What you need to do – Where a line of the material contains the string "value", copy that line.

Source data –
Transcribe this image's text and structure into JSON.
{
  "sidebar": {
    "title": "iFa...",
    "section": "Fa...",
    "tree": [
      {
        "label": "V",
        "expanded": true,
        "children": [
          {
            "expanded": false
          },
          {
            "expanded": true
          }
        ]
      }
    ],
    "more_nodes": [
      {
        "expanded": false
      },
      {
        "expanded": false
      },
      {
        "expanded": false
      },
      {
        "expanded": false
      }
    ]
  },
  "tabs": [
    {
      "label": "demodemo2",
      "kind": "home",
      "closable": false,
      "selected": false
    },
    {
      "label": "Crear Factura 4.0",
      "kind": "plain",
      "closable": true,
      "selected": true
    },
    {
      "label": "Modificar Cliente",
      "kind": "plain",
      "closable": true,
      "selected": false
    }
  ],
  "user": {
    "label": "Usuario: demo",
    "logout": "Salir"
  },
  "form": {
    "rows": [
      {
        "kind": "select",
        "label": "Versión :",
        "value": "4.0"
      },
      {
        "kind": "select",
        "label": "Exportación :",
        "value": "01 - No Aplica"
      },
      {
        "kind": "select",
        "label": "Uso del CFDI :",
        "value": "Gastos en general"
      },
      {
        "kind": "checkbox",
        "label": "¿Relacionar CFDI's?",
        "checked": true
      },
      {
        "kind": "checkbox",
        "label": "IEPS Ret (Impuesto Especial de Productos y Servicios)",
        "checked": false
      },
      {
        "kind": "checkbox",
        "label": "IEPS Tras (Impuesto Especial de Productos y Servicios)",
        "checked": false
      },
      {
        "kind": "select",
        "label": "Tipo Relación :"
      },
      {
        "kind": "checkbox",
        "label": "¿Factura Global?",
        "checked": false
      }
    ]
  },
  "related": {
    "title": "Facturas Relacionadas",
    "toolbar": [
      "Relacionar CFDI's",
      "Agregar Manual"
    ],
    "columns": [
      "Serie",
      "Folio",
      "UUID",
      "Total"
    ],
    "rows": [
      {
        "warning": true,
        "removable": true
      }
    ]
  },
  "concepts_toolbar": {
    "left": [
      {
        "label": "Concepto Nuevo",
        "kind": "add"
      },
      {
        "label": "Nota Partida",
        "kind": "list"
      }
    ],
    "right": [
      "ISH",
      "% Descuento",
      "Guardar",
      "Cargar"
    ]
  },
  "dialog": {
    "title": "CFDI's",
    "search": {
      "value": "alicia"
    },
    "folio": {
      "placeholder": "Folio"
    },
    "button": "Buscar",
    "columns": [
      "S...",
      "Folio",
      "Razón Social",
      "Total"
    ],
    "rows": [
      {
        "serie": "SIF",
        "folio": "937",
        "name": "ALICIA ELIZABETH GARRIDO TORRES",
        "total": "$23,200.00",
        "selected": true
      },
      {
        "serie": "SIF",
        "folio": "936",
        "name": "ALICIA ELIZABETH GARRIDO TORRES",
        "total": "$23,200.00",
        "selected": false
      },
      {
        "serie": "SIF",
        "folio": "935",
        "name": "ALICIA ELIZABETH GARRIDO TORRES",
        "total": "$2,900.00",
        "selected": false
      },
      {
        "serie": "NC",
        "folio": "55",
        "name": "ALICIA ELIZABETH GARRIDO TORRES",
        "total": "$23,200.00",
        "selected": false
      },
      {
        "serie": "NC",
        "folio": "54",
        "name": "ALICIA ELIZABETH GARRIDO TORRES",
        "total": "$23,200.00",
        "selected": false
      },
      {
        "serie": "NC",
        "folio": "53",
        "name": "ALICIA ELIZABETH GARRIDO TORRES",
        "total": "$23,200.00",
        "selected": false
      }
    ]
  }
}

Exercise solution –
        "value": "4.0"
        "value": "01 - No Aplica"
        "value": "Gastos en general"
      "value": "alicia"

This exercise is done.